- AIM: Go through the entries below and collect each line with the string "围炉夜话" in it.

------------------------

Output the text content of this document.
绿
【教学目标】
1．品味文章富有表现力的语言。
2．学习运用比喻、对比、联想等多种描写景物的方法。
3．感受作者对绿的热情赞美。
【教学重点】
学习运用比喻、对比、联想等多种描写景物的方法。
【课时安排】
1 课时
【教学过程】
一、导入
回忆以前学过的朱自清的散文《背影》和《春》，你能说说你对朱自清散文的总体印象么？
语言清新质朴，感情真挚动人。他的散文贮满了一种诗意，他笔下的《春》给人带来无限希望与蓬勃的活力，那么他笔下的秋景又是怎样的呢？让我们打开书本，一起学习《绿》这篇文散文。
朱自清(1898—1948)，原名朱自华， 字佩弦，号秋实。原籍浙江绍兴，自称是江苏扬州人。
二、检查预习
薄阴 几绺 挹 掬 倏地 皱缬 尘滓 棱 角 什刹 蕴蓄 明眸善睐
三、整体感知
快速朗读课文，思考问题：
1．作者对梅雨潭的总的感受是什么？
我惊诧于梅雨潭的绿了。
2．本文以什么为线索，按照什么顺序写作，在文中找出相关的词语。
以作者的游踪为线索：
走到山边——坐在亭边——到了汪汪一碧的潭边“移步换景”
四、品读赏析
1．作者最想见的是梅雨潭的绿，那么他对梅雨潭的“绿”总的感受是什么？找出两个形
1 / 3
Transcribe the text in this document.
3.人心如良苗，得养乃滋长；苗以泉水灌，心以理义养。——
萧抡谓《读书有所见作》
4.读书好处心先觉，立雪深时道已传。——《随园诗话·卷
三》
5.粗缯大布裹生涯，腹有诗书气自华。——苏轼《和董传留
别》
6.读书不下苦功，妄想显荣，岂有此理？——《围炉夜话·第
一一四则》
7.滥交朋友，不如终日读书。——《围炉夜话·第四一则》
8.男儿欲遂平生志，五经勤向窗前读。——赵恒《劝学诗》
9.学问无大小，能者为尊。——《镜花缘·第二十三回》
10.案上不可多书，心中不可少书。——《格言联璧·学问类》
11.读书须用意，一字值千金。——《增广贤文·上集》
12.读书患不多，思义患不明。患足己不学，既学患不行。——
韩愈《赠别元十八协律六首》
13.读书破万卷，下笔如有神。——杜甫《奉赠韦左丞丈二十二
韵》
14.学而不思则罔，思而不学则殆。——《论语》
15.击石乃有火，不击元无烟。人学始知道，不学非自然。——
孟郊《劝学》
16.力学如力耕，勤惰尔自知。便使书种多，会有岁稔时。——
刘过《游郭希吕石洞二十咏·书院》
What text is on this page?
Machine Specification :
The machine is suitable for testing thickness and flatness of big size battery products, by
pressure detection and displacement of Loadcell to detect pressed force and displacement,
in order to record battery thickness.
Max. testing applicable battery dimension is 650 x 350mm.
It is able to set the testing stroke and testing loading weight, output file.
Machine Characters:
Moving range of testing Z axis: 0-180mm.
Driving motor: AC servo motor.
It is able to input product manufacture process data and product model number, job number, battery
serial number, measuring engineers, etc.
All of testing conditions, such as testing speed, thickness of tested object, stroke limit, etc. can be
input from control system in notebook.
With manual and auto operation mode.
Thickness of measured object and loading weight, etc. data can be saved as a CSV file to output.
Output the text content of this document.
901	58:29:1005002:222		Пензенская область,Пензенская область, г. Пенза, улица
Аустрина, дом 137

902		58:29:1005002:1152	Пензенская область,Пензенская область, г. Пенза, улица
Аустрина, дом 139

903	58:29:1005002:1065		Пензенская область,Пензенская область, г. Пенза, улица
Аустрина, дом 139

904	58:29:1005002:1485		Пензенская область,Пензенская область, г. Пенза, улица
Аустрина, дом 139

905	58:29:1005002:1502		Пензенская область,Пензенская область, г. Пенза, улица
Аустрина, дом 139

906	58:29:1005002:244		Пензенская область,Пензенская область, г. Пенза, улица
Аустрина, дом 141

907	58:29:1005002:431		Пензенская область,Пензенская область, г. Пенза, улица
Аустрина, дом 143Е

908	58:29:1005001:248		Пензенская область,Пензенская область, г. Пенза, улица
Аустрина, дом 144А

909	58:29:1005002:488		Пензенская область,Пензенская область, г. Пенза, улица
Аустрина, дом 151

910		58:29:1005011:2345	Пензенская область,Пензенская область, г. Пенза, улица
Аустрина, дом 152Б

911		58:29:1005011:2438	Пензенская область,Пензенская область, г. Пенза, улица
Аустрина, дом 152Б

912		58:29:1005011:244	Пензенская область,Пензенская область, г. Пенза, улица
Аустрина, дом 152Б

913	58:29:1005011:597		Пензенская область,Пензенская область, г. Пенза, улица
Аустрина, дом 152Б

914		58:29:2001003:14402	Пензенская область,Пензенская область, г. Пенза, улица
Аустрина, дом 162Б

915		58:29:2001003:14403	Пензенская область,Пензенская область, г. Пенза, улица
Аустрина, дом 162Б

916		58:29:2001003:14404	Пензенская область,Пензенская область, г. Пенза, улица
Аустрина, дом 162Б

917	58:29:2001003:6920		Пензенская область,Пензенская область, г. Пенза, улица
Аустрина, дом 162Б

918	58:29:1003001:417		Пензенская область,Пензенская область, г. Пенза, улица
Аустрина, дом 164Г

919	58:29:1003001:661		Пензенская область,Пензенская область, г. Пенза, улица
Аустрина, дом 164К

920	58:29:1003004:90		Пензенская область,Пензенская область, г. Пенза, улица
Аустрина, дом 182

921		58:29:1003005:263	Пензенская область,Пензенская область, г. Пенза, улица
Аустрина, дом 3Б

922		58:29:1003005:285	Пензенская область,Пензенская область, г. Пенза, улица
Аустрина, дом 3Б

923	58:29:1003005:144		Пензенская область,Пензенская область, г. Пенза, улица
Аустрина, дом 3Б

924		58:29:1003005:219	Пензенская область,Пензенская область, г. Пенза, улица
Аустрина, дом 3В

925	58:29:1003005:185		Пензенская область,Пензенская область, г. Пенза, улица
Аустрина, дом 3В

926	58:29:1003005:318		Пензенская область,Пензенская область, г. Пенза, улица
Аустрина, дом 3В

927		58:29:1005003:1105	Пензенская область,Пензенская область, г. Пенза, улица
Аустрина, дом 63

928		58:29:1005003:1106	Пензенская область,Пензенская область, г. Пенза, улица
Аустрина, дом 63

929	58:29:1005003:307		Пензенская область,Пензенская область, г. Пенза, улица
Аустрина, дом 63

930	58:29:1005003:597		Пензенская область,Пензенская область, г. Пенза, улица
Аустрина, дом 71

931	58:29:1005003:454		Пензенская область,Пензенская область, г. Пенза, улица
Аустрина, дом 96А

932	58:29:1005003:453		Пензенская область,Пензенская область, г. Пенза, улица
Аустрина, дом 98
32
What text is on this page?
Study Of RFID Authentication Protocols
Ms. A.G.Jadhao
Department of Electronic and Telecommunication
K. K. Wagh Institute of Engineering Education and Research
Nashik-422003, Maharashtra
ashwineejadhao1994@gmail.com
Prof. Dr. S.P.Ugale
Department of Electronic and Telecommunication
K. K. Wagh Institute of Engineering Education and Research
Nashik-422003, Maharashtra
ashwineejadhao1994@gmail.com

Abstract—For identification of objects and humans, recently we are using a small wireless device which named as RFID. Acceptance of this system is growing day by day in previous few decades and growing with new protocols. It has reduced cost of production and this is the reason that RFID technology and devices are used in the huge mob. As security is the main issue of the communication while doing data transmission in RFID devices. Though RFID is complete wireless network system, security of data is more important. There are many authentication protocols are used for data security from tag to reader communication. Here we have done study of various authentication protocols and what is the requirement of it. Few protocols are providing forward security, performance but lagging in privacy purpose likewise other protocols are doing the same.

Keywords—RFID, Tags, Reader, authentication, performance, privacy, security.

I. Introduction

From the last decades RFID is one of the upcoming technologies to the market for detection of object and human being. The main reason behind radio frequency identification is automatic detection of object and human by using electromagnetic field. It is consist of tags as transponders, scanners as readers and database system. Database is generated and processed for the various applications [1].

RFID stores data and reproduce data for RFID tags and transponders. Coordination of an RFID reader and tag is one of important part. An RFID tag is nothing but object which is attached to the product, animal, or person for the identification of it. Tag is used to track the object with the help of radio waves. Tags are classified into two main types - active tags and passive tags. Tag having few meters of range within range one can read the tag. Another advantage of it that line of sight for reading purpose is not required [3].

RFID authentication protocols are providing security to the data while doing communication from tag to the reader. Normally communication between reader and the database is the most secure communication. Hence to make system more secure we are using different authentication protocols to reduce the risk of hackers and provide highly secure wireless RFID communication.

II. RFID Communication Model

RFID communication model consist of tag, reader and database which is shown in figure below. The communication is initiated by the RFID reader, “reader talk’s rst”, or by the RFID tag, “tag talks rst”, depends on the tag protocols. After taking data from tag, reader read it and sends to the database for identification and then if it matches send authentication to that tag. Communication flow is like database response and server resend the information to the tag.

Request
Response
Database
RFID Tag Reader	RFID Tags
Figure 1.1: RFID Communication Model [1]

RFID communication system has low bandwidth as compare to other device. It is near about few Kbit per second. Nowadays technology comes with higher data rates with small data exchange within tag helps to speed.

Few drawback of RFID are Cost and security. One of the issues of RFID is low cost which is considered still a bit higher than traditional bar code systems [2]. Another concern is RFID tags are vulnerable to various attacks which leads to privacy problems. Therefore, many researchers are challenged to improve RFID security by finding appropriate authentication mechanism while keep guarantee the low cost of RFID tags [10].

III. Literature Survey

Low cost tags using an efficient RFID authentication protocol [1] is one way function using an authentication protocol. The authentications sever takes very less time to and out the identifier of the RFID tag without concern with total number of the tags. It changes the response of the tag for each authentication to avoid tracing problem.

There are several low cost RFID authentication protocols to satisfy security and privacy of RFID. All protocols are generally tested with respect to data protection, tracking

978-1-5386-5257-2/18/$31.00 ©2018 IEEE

------------------------

- EXERCISE OUTPUT:
6.读书不下苦功，妄想显荣，岂有此理？——《围炉夜话·第
7.滥交朋友，不如终日读书。——《围炉夜话·第四一则》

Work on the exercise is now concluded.